§ Job: Look for "试做分析" in each line of the entries, and return the matching lines.

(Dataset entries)
'''

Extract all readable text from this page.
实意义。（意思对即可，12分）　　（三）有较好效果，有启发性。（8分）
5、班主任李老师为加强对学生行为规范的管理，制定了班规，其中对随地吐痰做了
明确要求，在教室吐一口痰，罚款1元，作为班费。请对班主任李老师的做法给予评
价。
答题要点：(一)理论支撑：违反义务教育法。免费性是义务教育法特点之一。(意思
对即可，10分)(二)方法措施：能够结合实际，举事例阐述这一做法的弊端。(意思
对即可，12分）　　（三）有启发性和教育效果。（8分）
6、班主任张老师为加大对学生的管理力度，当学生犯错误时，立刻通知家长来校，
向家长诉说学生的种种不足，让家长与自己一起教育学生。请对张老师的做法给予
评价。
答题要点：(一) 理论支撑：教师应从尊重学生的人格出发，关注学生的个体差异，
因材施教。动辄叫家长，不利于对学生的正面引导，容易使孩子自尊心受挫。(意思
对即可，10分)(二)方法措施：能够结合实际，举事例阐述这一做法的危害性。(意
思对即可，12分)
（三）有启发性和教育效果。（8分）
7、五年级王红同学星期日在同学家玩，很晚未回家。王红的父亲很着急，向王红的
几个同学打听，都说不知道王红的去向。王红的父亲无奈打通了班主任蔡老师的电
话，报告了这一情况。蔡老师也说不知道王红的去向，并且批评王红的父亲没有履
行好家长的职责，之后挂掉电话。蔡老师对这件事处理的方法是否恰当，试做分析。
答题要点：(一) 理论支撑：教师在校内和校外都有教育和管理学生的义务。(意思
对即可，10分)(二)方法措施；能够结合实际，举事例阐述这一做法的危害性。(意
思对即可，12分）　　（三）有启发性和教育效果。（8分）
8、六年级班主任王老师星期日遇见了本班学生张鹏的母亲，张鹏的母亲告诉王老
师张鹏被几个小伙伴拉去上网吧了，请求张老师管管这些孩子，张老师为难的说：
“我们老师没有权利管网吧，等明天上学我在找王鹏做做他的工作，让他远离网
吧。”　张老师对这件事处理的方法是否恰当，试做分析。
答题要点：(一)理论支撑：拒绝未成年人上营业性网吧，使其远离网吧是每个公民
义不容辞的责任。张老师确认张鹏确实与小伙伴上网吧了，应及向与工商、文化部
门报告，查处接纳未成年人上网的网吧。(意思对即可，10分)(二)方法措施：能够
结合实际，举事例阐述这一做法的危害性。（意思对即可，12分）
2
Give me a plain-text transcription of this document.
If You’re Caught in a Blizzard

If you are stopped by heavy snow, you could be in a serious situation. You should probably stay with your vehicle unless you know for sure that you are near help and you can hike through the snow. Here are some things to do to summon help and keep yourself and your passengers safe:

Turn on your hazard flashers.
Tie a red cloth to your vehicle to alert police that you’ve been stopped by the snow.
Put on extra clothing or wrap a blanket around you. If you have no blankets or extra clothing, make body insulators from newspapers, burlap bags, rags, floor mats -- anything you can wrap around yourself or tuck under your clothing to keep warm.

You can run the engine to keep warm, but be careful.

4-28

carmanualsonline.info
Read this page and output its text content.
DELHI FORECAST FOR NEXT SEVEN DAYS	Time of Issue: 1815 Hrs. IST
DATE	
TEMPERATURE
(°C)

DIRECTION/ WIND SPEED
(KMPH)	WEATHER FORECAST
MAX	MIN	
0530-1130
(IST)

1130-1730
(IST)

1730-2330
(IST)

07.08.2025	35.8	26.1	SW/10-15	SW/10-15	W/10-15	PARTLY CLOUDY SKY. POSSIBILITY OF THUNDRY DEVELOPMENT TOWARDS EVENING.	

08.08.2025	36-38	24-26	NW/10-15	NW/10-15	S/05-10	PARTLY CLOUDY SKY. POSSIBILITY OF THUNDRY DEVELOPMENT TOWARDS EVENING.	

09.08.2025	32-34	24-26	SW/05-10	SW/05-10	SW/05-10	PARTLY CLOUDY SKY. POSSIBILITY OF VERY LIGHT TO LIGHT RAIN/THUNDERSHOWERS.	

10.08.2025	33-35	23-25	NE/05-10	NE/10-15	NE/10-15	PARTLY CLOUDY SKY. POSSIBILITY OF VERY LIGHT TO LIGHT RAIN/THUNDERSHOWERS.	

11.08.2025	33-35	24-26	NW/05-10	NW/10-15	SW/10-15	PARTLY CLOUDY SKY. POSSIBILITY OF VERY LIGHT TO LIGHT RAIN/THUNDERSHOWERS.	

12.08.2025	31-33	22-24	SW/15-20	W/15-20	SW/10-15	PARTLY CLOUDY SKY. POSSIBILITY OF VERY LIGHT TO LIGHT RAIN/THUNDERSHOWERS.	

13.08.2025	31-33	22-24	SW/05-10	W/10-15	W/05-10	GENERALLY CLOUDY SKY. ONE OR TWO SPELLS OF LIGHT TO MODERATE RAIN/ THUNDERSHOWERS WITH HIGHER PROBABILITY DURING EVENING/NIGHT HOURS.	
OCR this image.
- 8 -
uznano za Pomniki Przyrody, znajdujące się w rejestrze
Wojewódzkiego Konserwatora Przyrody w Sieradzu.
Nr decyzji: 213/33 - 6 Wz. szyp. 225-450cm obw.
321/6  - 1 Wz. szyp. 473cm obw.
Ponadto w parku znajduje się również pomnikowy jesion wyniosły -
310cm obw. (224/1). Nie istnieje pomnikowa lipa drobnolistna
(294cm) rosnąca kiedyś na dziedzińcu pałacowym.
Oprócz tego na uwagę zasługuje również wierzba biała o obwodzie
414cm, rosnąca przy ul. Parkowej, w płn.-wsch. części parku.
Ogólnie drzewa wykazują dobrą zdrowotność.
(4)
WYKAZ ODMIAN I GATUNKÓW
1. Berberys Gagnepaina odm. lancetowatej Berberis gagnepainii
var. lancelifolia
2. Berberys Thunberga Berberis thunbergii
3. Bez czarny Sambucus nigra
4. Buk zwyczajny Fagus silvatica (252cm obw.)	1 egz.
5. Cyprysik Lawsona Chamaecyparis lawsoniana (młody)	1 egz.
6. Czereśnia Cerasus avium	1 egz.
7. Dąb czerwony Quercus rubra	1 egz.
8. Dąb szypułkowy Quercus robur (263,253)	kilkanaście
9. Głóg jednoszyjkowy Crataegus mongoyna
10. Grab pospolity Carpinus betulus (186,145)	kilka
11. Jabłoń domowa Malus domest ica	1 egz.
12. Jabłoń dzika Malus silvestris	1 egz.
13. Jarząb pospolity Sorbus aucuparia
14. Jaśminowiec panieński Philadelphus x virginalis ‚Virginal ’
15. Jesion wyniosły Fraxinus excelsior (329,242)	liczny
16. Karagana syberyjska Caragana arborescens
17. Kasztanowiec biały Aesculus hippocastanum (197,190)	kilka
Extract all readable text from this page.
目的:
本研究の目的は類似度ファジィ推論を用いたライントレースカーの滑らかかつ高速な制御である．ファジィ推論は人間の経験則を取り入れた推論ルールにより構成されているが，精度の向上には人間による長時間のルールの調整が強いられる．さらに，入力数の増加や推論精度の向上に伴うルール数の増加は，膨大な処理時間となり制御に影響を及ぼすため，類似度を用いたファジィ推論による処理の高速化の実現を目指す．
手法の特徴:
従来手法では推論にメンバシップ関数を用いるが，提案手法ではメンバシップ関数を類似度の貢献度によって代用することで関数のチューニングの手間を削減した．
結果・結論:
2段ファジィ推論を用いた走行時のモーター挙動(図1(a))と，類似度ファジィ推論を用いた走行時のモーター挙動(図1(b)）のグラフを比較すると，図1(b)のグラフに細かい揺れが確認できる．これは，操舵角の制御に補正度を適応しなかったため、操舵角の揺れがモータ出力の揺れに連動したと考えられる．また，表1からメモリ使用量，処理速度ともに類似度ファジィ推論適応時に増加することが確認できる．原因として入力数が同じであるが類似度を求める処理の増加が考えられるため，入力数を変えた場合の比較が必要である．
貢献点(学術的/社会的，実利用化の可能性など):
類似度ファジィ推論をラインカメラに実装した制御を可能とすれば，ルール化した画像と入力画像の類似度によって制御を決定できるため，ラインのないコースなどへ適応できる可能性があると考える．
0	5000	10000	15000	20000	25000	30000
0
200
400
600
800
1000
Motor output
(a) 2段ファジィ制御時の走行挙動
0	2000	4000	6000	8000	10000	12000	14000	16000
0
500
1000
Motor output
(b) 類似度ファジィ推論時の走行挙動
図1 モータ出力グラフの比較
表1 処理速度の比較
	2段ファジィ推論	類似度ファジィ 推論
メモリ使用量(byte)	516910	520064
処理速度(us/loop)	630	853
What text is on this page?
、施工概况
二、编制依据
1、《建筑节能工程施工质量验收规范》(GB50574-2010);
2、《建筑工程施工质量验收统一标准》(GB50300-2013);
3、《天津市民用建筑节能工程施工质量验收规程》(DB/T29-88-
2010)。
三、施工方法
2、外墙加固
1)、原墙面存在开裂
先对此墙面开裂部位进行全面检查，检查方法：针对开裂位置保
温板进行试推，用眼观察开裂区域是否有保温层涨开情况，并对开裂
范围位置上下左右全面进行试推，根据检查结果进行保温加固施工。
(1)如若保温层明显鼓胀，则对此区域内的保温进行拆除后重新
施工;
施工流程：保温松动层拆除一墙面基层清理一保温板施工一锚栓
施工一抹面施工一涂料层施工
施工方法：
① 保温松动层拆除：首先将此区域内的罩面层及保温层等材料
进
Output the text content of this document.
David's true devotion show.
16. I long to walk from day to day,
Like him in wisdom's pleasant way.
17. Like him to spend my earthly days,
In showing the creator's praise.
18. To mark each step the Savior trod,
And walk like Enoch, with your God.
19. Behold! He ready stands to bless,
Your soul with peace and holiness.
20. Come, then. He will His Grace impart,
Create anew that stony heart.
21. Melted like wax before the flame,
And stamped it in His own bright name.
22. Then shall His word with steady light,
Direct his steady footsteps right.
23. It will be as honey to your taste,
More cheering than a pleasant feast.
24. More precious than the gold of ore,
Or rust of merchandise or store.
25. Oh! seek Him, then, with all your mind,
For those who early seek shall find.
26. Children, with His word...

'''

§ Output for this task:
行好家长的职责，之后挂掉电话。蔡老师对这件事处理的方法是否恰当，试做分析。
吧。”　张老师对这件事处理的方法是否恰当，试做分析。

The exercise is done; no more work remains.